··· Entries supplied

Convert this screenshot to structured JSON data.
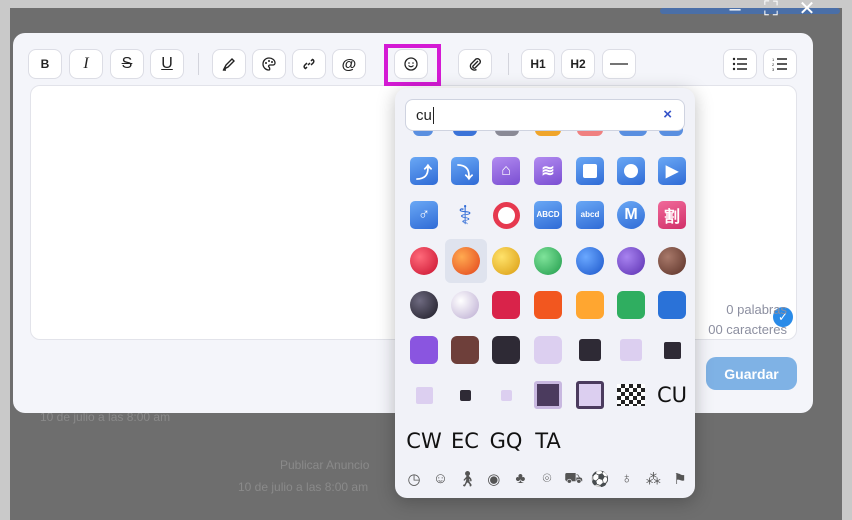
{
  "background": {
    "blurred_text_1": "Publicar Anuncio",
    "blurred_text_2": "10 de julio a las 8:00 am",
    "blurred_text_3": "10 de julio a las 8:00 am"
  },
  "window_controls": {
    "minimize_icon": "minimize-icon",
    "maximize_icon": "maximize-icon",
    "close_icon": "close-icon"
  },
  "toolbar": {
    "bold": "B",
    "italic": "I",
    "strike": "S",
    "underline": "U",
    "h1": "H1",
    "h2": "H2",
    "highlight_icon": "highlighter-icon",
    "color_icon": "palette-icon",
    "link_icon": "link-icon",
    "mention_icon": "at-icon",
    "emoji_icon": "smiley-icon",
    "attach_icon": "paperclip-icon",
    "hr_icon": "horizontal-rule-icon",
    "bullet_icon": "bulleted-list-icon",
    "ordered_icon": "numbered-list-icon"
  },
  "editor": {
    "words": "0 palabras",
    "chars": "00 caracteres",
    "save_label": "Guardar"
  },
  "emoji_picker": {
    "search_value": "cu",
    "clear_label": "×",
    "flag_letters": [
      "CU",
      "CW",
      "EC",
      "GQ",
      "TA"
    ],
    "tiles": {
      "abcd_upper": "ABCD",
      "abcd_lower": "abcd",
      "m_letter": "M",
      "kanji": "割",
      "male": "♂",
      "medical": "⚕"
    },
    "categories": [
      "recent-icon",
      "smileys-icon",
      "people-icon",
      "animals-icon",
      "nature-icon",
      "food-icon",
      "travel-icon",
      "activities-icon",
      "objects-icon",
      "symbols-icon",
      "flags-icon"
    ]
  },
  "colors": {
    "accent_highlight": "#d41ad4",
    "save_button": "#7fb2e5",
    "check": "#2a8be8"
  }
}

······

* [Set task] For this exercise, gather every line of the data that contains the word "list".

* [Solution to this problem]
    "bullet_icon": "bulleted-list-icon",
    "ordered_icon": "numbered-list-icon"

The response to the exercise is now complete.